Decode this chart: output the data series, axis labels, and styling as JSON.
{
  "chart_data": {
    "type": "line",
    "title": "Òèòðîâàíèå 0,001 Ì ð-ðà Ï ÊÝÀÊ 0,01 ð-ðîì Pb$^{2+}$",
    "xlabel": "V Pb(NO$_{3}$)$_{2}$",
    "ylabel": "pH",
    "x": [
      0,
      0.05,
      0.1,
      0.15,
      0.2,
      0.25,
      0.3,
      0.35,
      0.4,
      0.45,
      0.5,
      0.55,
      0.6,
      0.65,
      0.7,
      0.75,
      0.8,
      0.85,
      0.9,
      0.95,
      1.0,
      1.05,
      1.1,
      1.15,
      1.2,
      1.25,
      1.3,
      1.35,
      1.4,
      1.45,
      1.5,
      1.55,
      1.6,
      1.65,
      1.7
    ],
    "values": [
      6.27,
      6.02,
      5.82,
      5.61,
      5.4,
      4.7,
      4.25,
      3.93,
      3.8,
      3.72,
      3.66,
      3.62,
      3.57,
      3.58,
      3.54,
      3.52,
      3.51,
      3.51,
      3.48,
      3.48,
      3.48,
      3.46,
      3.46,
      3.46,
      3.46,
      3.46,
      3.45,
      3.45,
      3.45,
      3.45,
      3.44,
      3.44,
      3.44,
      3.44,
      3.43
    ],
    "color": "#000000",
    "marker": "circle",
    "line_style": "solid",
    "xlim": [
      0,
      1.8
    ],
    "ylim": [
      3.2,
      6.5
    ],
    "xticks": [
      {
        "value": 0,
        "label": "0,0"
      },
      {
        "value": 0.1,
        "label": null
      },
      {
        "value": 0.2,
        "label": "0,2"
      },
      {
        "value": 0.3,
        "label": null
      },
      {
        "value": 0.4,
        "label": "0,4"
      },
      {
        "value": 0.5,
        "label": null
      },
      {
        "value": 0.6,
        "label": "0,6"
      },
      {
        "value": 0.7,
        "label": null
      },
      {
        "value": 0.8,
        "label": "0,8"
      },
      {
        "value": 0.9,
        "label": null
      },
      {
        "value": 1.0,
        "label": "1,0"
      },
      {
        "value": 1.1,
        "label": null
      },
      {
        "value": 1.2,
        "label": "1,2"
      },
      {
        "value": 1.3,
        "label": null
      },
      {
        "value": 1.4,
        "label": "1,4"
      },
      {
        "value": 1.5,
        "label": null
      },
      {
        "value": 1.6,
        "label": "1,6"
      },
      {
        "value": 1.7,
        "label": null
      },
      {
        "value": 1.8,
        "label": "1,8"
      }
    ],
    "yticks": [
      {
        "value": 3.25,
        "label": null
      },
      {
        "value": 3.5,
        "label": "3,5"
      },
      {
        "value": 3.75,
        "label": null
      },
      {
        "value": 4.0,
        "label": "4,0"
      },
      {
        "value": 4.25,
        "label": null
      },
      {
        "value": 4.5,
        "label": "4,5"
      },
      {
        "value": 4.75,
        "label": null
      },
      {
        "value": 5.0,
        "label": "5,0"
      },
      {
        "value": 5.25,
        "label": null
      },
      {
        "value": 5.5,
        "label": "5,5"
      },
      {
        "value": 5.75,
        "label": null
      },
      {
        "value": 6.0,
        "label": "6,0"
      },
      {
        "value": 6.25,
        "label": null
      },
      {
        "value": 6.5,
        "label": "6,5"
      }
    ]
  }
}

* * *

BRIEF. Write out every record shown above, word for word.

EXERCISE ANSWER.
Decode this chart: output the data series, axis labels, and styling as JSON.
{
  "chart_data": {
    "type": "line",
    "title": "Òèòðîâàíèå 0,001 Ì ð-ðà Ï ÊÝÀÊ 0,01 ð-ðîì Pb$^{2+}$",
    "xlabel": "V Pb(NO$_{3}$)$_{2}$",
    "ylabel": "pH",
    "x": [
      0,
      0.05,
      0.1,
      0.15,
      0.2,
      0.25,
      0.3,
      0.35,
      0.4,
      0.45,
      0.5,
      0.55,
      0.6,
      0.65,
      0.7,
      0.75,
      0.8,
      0.85,
      0.9,
      0.95,
      1.0,
      1.05,
      1.1,
      1.15,
      1.2,
      1.25,
      1.3,
      1.35,
      1.4,
      1.45,
      1.5,
      1.55,
      1.6,
      1.65,
      1.7
    ],
    "values": [
      6.27,
      6.02,
      5.82,
      5.61,
      5.4,
      4.7,
      4.25,
      3.93,
      3.8,
      3.72,
      3.66,
      3.62,
      3.57,
      3.58,
      3.54,
      3.52,
      3.51,
      3.51,
      3.48,
      3.48,
      3.48,
      3.46,
      3.46,
      3.46,
      3.46,
      3.46,
      3.45,
      3.45,
      3.45,
      3.45,
      3.44,
      3.44,
      3.44,
      3.44,
      3.43
    ],
    "color": "#000000",
    "marker": "circle",
    "line_style": "solid",
    "xlim": [
      0,
      1.8
    ],
    "ylim": [
      3.2,
      6.5
    ],
    "xticks": [
      {
        "value": 0,
        "label": "0,0"
      },
      {
        "value": 0.1,
        "label": null
      },
      {
        "value": 0.2,
        "label": "0,2"
      },
      {
        "value": 0.3,
        "label": null
      },
      {
        "value": 0.4,
        "label": "0,4"
      },
      {
        "value": 0.5,
        "label": null
      },
      {
        "value": 0.6,
        "label": "0,6"
      },
      {
        "value": 0.7,
        "label": null
      },
      {
        "value": 0.8,
        "label": "0,8"
      },
      {
        "value": 0.9,
        "label": null
      },
      {
        "value": 1.0,
        "label": "1,0"
      },
      {
        "value": 1.1,
        "label": null
      },
      {
        "value": 1.2,
        "label": "1,2"
      },
      {
        "value": 1.3,
        "label": null
      },
      {
        "value": 1.4,
        "label": "1,4"
      },
      {
        "value": 1.5,
        "label": null
      },
      {
        "value": 1.6,
        "label": "1,6"
      },
      {
        "value": 1.7,
        "label": null
      },
      {
        "value": 1.8,
        "label": "1,8"
      }
    ],
    "yticks": [
      {
        "value": 3.25,
        "label": null
      },
      {
        "value": 3.5,
        "label": "3,5"
      },
      {
        "value": 3.75,
        "label": null
      },
      {
        "value": 4.0,
        "label": "4,0"
      },
      {
        "value": 4.25,
        "label": null
      },
      {
        "value": 4.5,
        "label": "4,5"
      },
      {
        "value": 4.75,
        "label": null
      },
      {
        "value": 5.0,
        "label": "5,0"
      },
      {
        "value": 5.25,
        "label": null
      },
      {
        "value": 5.5,
        "label": "5,5"
      },
      {
        "value": 5.75,
        "label": null
      },
      {
        "value": 6.0,
        "label": "6,0"
      },
      {
        "value": 6.25,
        "label": null
      },
      {
        "value": 6.5,
        "label": "6,5"
      }
    ]
  }
}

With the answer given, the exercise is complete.